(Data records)
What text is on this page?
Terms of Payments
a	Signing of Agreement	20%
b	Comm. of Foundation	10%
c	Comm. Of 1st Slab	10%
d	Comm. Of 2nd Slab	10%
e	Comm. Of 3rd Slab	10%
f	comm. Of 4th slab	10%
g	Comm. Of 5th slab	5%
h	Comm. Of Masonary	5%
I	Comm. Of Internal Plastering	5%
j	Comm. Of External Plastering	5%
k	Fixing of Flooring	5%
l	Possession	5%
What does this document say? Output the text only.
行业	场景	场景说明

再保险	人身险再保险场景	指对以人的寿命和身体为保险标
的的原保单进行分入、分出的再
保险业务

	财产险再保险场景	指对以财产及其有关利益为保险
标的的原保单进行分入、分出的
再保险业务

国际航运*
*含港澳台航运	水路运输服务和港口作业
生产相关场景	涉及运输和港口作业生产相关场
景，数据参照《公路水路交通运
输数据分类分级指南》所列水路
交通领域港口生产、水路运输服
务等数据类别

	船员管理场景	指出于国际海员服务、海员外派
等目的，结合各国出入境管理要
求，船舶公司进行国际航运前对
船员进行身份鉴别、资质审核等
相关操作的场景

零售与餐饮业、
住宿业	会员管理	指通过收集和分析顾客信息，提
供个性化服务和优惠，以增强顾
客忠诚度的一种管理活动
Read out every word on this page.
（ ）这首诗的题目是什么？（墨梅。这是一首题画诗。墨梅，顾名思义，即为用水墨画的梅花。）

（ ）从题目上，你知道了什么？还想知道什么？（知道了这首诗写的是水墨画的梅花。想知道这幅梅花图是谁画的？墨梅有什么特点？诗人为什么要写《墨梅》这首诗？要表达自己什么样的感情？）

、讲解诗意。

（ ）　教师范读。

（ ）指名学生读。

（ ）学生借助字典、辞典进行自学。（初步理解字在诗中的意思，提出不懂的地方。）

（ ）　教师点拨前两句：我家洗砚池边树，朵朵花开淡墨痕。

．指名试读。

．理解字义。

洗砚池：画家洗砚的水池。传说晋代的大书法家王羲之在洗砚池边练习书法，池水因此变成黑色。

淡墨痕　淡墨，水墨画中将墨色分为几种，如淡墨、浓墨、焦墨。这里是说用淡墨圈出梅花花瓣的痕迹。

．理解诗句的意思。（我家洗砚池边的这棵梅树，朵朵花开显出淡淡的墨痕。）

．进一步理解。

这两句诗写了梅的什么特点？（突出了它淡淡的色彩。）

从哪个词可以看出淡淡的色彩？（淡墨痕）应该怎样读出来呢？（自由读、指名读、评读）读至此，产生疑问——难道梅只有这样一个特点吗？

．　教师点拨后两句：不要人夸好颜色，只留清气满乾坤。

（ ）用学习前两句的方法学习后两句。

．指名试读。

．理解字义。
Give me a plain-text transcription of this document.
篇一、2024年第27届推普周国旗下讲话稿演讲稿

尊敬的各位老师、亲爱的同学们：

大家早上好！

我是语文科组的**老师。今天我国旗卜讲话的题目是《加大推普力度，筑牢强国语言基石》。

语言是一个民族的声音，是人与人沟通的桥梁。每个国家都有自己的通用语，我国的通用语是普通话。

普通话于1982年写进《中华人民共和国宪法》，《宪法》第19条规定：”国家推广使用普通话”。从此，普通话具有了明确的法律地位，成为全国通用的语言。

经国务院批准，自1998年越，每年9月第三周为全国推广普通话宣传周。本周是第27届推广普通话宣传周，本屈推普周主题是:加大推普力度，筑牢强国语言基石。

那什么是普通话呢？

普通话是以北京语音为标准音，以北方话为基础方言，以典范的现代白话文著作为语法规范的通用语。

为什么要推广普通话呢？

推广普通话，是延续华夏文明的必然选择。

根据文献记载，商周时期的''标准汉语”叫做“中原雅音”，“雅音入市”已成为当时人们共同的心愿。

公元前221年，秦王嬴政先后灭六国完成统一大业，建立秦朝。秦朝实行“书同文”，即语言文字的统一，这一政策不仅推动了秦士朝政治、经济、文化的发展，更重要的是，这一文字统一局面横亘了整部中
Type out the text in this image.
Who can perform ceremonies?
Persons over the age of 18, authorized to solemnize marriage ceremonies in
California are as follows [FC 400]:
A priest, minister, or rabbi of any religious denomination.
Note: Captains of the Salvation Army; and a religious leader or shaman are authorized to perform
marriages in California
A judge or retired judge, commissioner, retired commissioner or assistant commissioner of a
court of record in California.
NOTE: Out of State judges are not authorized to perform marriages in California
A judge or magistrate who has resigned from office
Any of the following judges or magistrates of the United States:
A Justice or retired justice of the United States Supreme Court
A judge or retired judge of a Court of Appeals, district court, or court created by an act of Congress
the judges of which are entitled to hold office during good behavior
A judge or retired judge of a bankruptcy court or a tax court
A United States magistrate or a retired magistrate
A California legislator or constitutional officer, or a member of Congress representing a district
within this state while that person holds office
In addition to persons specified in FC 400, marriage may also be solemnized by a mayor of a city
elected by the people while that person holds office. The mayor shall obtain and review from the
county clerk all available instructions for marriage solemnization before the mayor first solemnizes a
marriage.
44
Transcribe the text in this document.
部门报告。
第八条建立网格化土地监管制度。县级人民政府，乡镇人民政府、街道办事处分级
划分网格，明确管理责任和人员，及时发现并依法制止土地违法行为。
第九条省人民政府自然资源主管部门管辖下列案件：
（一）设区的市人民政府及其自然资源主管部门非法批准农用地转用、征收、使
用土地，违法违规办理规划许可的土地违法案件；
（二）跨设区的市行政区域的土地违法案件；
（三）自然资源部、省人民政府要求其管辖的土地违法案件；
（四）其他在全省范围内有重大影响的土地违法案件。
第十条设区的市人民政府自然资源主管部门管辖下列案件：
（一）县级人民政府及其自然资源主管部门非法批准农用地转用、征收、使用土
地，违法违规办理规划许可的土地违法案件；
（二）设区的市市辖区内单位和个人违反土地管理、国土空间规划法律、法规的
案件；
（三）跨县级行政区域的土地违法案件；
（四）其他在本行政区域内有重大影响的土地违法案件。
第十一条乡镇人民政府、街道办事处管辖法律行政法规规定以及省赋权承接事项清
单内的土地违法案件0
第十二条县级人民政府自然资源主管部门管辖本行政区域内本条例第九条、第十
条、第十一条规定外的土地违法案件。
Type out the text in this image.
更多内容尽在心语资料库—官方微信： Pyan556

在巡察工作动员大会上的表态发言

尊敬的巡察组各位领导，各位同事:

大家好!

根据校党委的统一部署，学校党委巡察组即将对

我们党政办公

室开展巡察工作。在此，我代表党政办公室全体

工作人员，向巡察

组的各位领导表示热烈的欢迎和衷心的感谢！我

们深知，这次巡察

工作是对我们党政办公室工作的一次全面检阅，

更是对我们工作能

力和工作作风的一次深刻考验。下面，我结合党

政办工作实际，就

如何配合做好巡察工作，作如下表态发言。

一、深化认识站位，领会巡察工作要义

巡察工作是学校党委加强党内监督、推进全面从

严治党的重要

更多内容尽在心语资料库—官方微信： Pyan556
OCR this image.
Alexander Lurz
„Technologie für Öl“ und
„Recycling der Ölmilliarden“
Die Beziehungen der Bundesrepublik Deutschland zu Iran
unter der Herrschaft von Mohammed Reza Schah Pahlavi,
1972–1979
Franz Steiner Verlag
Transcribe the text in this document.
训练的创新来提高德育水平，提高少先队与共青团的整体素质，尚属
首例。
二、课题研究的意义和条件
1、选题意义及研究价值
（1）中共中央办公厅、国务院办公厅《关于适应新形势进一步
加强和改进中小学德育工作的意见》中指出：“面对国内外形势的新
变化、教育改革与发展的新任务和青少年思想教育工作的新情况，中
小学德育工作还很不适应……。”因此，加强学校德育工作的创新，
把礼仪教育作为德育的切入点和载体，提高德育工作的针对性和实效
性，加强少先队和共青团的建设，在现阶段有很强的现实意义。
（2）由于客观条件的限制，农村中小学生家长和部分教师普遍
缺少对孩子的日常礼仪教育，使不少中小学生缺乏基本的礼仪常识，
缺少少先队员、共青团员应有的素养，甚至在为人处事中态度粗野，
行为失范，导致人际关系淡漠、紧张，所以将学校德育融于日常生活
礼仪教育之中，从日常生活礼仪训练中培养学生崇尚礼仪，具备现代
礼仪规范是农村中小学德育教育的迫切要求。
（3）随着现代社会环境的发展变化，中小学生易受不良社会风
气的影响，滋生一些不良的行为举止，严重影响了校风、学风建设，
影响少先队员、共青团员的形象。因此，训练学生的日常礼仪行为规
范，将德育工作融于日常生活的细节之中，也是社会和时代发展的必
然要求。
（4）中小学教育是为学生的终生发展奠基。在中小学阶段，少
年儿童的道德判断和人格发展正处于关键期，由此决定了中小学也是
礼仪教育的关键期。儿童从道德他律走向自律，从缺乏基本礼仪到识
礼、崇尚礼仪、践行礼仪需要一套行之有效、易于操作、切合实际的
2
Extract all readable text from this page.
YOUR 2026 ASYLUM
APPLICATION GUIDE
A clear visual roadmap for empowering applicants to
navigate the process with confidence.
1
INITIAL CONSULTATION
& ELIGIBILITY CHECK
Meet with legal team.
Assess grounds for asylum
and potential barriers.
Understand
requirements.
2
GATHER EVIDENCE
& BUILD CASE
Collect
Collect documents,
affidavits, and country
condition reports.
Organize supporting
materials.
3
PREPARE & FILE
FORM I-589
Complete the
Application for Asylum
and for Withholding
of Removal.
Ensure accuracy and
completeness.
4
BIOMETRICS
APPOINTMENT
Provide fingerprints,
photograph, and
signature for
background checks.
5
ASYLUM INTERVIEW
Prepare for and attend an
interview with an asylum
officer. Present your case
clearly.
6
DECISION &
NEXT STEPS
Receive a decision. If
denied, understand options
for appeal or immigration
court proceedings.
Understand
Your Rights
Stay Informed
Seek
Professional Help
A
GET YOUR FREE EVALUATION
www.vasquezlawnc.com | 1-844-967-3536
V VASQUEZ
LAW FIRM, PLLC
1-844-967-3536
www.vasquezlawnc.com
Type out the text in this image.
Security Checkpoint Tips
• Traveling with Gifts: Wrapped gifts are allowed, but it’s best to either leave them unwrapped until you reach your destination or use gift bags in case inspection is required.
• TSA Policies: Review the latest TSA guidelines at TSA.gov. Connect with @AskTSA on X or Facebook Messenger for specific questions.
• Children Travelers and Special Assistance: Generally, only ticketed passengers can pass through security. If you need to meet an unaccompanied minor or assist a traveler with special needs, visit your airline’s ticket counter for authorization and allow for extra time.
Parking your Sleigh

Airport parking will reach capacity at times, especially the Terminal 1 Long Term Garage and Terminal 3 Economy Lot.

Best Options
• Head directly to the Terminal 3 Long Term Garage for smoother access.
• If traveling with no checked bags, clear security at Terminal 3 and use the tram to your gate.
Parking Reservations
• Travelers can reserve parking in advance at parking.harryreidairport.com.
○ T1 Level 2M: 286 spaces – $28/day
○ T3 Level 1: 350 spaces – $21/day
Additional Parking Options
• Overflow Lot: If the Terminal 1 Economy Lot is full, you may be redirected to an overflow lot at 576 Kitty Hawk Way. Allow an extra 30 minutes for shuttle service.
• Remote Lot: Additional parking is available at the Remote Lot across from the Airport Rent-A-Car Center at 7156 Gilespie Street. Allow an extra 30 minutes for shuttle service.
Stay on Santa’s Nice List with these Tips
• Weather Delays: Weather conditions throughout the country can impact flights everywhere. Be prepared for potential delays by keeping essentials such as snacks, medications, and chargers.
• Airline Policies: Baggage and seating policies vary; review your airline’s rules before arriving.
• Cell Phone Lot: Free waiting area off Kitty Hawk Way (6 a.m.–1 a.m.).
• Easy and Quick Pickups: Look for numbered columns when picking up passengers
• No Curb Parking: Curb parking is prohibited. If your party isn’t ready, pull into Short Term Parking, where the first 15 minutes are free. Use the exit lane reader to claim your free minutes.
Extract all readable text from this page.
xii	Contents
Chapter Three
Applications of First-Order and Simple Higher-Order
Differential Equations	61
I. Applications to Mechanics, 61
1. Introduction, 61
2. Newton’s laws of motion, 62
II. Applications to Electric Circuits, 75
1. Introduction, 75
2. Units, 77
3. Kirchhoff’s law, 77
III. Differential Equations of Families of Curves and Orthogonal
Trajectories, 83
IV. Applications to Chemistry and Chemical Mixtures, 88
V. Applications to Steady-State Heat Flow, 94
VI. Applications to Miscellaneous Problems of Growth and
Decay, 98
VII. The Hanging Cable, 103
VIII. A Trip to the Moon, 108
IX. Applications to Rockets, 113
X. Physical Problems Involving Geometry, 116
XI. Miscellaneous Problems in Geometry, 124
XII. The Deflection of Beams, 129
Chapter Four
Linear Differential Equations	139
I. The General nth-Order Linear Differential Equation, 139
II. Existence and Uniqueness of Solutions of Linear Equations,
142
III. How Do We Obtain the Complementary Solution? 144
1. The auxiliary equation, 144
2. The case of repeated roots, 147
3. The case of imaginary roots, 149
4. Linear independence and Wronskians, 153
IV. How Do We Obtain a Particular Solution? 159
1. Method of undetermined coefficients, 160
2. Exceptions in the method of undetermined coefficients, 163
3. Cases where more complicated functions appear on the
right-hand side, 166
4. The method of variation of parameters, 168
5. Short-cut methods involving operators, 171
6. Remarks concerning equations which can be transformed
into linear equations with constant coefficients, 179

■ TASK TO CARRY OUT ■
Copy out the lines that hold "country".

■ OUTPUT OF THE TASK ■
affidavits, and country
• Weather Delays: Weather conditions throughout the country can impact flights everywhere. Be prepared for potential delays by keeping essentials such as snacks, medications, and chargers.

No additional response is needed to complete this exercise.